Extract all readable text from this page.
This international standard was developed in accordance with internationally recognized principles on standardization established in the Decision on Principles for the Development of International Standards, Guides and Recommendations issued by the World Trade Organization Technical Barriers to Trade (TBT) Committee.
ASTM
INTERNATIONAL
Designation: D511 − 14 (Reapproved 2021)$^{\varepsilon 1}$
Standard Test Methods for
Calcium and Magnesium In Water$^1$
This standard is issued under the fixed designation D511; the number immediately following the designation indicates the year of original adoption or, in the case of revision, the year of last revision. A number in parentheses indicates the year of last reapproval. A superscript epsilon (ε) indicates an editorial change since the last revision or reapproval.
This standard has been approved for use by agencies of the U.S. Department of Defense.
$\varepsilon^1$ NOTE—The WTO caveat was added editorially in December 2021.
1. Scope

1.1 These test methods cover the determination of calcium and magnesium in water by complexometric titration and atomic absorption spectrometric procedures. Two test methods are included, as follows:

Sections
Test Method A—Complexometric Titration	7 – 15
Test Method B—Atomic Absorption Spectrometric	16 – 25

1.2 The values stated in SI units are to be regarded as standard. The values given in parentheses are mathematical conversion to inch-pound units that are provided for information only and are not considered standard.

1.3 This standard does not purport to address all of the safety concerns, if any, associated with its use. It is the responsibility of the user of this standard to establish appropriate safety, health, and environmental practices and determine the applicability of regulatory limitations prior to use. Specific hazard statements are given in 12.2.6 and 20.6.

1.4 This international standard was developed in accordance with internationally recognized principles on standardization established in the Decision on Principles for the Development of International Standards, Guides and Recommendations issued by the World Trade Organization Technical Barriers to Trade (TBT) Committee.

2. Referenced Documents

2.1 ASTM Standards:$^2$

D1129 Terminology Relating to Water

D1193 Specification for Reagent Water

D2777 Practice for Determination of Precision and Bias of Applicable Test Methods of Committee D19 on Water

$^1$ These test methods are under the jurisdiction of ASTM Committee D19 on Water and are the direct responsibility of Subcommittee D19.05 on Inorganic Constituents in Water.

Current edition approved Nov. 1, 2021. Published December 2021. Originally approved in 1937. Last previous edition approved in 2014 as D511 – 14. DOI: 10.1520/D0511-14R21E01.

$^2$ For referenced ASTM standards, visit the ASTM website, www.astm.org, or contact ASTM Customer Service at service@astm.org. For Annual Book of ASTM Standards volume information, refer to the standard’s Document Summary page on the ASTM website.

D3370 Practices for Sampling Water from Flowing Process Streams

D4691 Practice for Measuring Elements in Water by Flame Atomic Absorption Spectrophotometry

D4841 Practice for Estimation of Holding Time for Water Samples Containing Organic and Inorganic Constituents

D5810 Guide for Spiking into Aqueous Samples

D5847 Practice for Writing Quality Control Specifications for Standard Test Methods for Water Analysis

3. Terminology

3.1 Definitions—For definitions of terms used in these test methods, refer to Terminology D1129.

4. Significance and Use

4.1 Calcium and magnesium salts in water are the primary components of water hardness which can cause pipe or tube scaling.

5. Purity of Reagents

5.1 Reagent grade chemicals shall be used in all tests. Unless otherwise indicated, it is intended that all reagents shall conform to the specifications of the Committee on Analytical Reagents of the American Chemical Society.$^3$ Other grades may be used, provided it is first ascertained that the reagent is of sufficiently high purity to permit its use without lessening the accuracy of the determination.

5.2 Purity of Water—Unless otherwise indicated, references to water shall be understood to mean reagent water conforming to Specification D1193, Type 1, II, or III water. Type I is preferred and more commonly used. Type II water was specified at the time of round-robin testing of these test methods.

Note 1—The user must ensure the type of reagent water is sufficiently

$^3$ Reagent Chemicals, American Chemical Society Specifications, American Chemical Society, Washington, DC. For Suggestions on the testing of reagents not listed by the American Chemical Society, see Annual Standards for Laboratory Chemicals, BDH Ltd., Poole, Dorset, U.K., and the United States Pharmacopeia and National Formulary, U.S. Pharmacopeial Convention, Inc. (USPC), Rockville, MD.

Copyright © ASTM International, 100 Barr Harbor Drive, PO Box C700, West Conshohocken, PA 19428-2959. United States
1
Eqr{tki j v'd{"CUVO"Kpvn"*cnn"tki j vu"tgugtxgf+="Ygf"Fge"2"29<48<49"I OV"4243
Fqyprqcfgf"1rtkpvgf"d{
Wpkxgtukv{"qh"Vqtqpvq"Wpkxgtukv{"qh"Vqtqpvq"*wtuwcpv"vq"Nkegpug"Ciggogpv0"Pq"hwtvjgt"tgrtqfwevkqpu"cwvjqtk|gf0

Instructions for the task: Restate the records, all of them, precisely as written.

Result for this exercise:
Extract all readable text from this page.
This international standard was developed in accordance with internationally recognized principles on standardization established in the Decision on Principles for the Development of International Standards, Guides and Recommendations issued by the World Trade Organization Technical Barriers to Trade (TBT) Committee.
ASTM
INTERNATIONAL
Designation: D511 − 14 (Reapproved 2021)$^{\varepsilon 1}$
Standard Test Methods for
Calcium and Magnesium In Water$^1$
This standard is issued under the fixed designation D511; the number immediately following the designation indicates the year of original adoption or, in the case of revision, the year of last revision. A number in parentheses indicates the year of last reapproval. A superscript epsilon (ε) indicates an editorial change since the last revision or reapproval.
This standard has been approved for use by agencies of the U.S. Department of Defense.
$\varepsilon^1$ NOTE—The WTO caveat was added editorially in December 2021.
1. Scope

1.1 These test methods cover the determination of calcium and magnesium in water by complexometric titration and atomic absorption spectrometric procedures. Two test methods are included, as follows:

Sections
Test Method A—Complexometric Titration	7 – 15
Test Method B—Atomic Absorption Spectrometric	16 – 25

1.2 The values stated in SI units are to be regarded as standard. The values given in parentheses are mathematical conversion to inch-pound units that are provided for information only and are not considered standard.

1.3 This standard does not purport to address all of the safety concerns, if any, associated with its use. It is the responsibility of the user of this standard to establish appropriate safety, health, and environmental practices and determine the applicability of regulatory limitations prior to use. Specific hazard statements are given in 12.2.6 and 20.6.

1.4 This international standard was developed in accordance with internationally recognized principles on standardization established in the Decision on Principles for the Development of International Standards, Guides and Recommendations issued by the World Trade Organization Technical Barriers to Trade (TBT) Committee.

2. Referenced Documents

2.1 ASTM Standards:$^2$

D1129 Terminology Relating to Water

D1193 Specification for Reagent Water

D2777 Practice for Determination of Precision and Bias of Applicable Test Methods of Committee D19 on Water

$^1$ These test methods are under the jurisdiction of ASTM Committee D19 on Water and are the direct responsibility of Subcommittee D19.05 on Inorganic Constituents in Water.

Current edition approved Nov. 1, 2021. Published December 2021. Originally approved in 1937. Last previous edition approved in 2014 as D511 – 14. DOI: 10.1520/D0511-14R21E01.

$^2$ For referenced ASTM standards, visit the ASTM website, www.astm.org, or contact ASTM Customer Service at service@astm.org. For Annual Book of ASTM Standards volume information, refer to the standard’s Document Summary page on the ASTM website.

D3370 Practices for Sampling Water from Flowing Process Streams

D4691 Practice for Measuring Elements in Water by Flame Atomic Absorption Spectrophotometry

D4841 Practice for Estimation of Holding Time for Water Samples Containing Organic and Inorganic Constituents

D5810 Guide for Spiking into Aqueous Samples

D5847 Practice for Writing Quality Control Specifications for Standard Test Methods for Water Analysis

3. Terminology

3.1 Definitions—For definitions of terms used in these test methods, refer to Terminology D1129.

4. Significance and Use

4.1 Calcium and magnesium salts in water are the primary components of water hardness which can cause pipe or tube scaling.

5. Purity of Reagents

5.1 Reagent grade chemicals shall be used in all tests. Unless otherwise indicated, it is intended that all reagents shall conform to the specifications of the Committee on Analytical Reagents of the American Chemical Society.$^3$ Other grades may be used, provided it is first ascertained that the reagent is of sufficiently high purity to permit its use without lessening the accuracy of the determination.

5.2 Purity of Water—Unless otherwise indicated, references to water shall be understood to mean reagent water conforming to Specification D1193, Type 1, II, or III water. Type I is preferred and more commonly used. Type II water was specified at the time of round-robin testing of these test methods.

Note 1—The user must ensure the type of reagent water is sufficiently

$^3$ Reagent Chemicals, American Chemical Society Specifications, American Chemical Society, Washington, DC. For Suggestions on the testing of reagents not listed by the American Chemical Society, see Annual Standards for Laboratory Chemicals, BDH Ltd., Poole, Dorset, U.K., and the United States Pharmacopeia and National Formulary, U.S. Pharmacopeial Convention, Inc. (USPC), Rockville, MD.

Copyright © ASTM International, 100 Barr Harbor Drive, PO Box C700, West Conshohocken, PA 19428-2959. United States
1
Eqr{tki j v'd{"CUVO"Kpvn"*cnn"tki j vu"tgugtxgf+="Ygf"Fge"2"29<48<49"I OV"4243
Fqyprqcfgf"1rtkpvgf"d{
Wpkxgtukv{"qh"Vqtqpvq"Wpkxgtukv{"qh"Vqtqpvq"*wtuwcpv"vq"Nkegpug"Ciggogpv0"Pq"hwtvjgt"tgrtqfwevkqpu"cwvjqtk|gf0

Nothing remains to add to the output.